Task instructions
State how many lines contain "LOOP", and write nothing except that count.

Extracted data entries

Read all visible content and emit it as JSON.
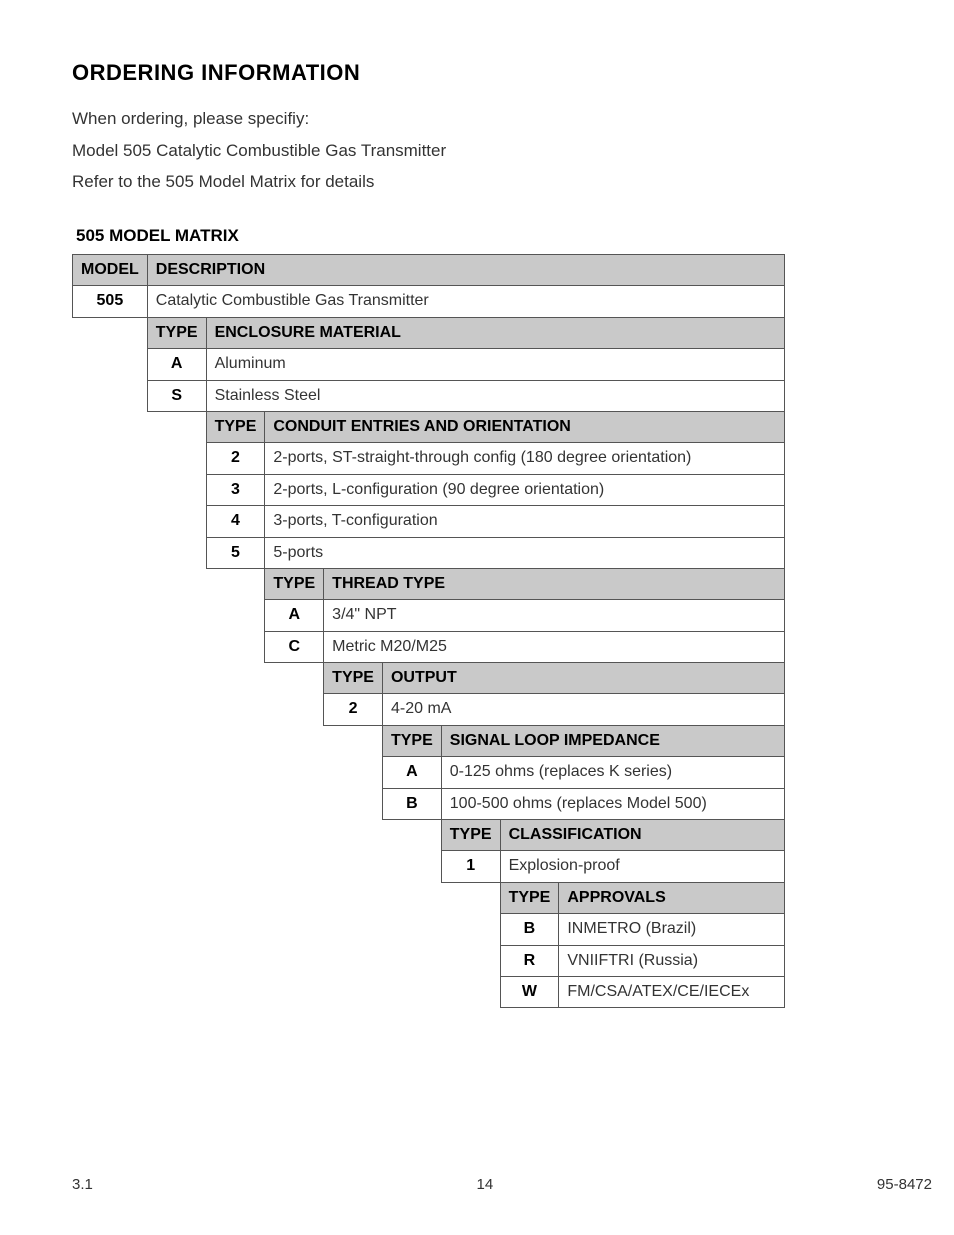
{
  "heading": "ORDERING INFORMATION",
  "intro": {
    "line1": "When ordering, please specifiy:",
    "line2": "Model 505 Catalytic Combustible Gas Transmitter",
    "line3": "Refer to the 505 Model Matrix for details"
  },
  "matrix_title": "505 MODEL MATRIX",
  "hdr": {
    "model": "MODEL",
    "description": "DESCRIPTION",
    "type": "TYPE",
    "enclosure": "ENCLOSURE MATERIAL",
    "conduit": "CONDUIT ENTRIES AND ORIENTATION",
    "thread": "THREAD TYPE",
    "output": "OUTPUT",
    "impedance": "SIGNAL LOOP IMPEDANCE",
    "classification": "CLASSIFICATION",
    "approvals": "APPROVALS"
  },
  "model": {
    "code": "505",
    "desc": "Catalytic Combustible Gas Transmitter"
  },
  "enclosure": [
    {
      "code": "A",
      "desc": "Aluminum"
    },
    {
      "code": "S",
      "desc": "Stainless Steel"
    }
  ],
  "conduit": [
    {
      "code": "2",
      "desc": "2-ports, ST-straight-through config (180 degree orientation)"
    },
    {
      "code": "3",
      "desc": "2-ports, L-configuration (90 degree orientation)"
    },
    {
      "code": "4",
      "desc": "3-ports, T-configuration"
    },
    {
      "code": "5",
      "desc": "5-ports"
    }
  ],
  "thread": [
    {
      "code": "A",
      "desc": "3/4\" NPT"
    },
    {
      "code": "C",
      "desc": "Metric M20/M25"
    }
  ],
  "output": [
    {
      "code": "2",
      "desc": "4-20 mA"
    }
  ],
  "impedance": [
    {
      "code": "A",
      "desc": "0-125 ohms (replaces K series)"
    },
    {
      "code": "B",
      "desc": "100-500 ohms (replaces Model 500)"
    }
  ],
  "classification": [
    {
      "code": "1",
      "desc": "Explosion-proof"
    }
  ],
  "approvals": [
    {
      "code": "B",
      "desc": "INMETRO (Brazil)"
    },
    {
      "code": "R",
      "desc": "VNIIFTRI (Russia)"
    },
    {
      "code": "W",
      "desc": "FM/CSA/ATEX/CE/IECEx"
    }
  ],
  "footer": {
    "left": "3.1",
    "center": "14",
    "right": "95-8472"
  },
  "chart_data": {
    "type": "table",
    "title": "505 MODEL MATRIX",
    "sections": [
      {
        "name": "MODEL",
        "rows": [
          {
            "code": "505",
            "desc": "Catalytic Combustible Gas Transmitter"
          }
        ]
      },
      {
        "name": "ENCLOSURE MATERIAL",
        "rows": [
          {
            "code": "A",
            "desc": "Aluminum"
          },
          {
            "code": "S",
            "desc": "Stainless Steel"
          }
        ]
      },
      {
        "name": "CONDUIT ENTRIES AND ORIENTATION",
        "rows": [
          {
            "code": "2",
            "desc": "2-ports, ST-straight-through config (180 degree orientation)"
          },
          {
            "code": "3",
            "desc": "2-ports, L-configuration (90 degree orientation)"
          },
          {
            "code": "4",
            "desc": "3-ports, T-configuration"
          },
          {
            "code": "5",
            "desc": "5-ports"
          }
        ]
      },
      {
        "name": "THREAD TYPE",
        "rows": [
          {
            "code": "A",
            "desc": "3/4\" NPT"
          },
          {
            "code": "C",
            "desc": "Metric M20/M25"
          }
        ]
      },
      {
        "name": "OUTPUT",
        "rows": [
          {
            "code": "2",
            "desc": "4-20 mA"
          }
        ]
      },
      {
        "name": "SIGNAL LOOP IMPEDANCE",
        "rows": [
          {
            "code": "A",
            "desc": "0-125 ohms (replaces K series)"
          },
          {
            "code": "B",
            "desc": "100-500 ohms (replaces Model 500)"
          }
        ]
      },
      {
        "name": "CLASSIFICATION",
        "rows": [
          {
            "code": "1",
            "desc": "Explosion-proof"
          }
        ]
      },
      {
        "name": "APPROVALS",
        "rows": [
          {
            "code": "B",
            "desc": "INMETRO (Brazil)"
          },
          {
            "code": "R",
            "desc": "VNIIFTRI (Russia)"
          },
          {
            "code": "W",
            "desc": "FM/CSA/ATEX/CE/IECEx"
          }
        ]
      }
    ]
  }
}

Response to this exercise
2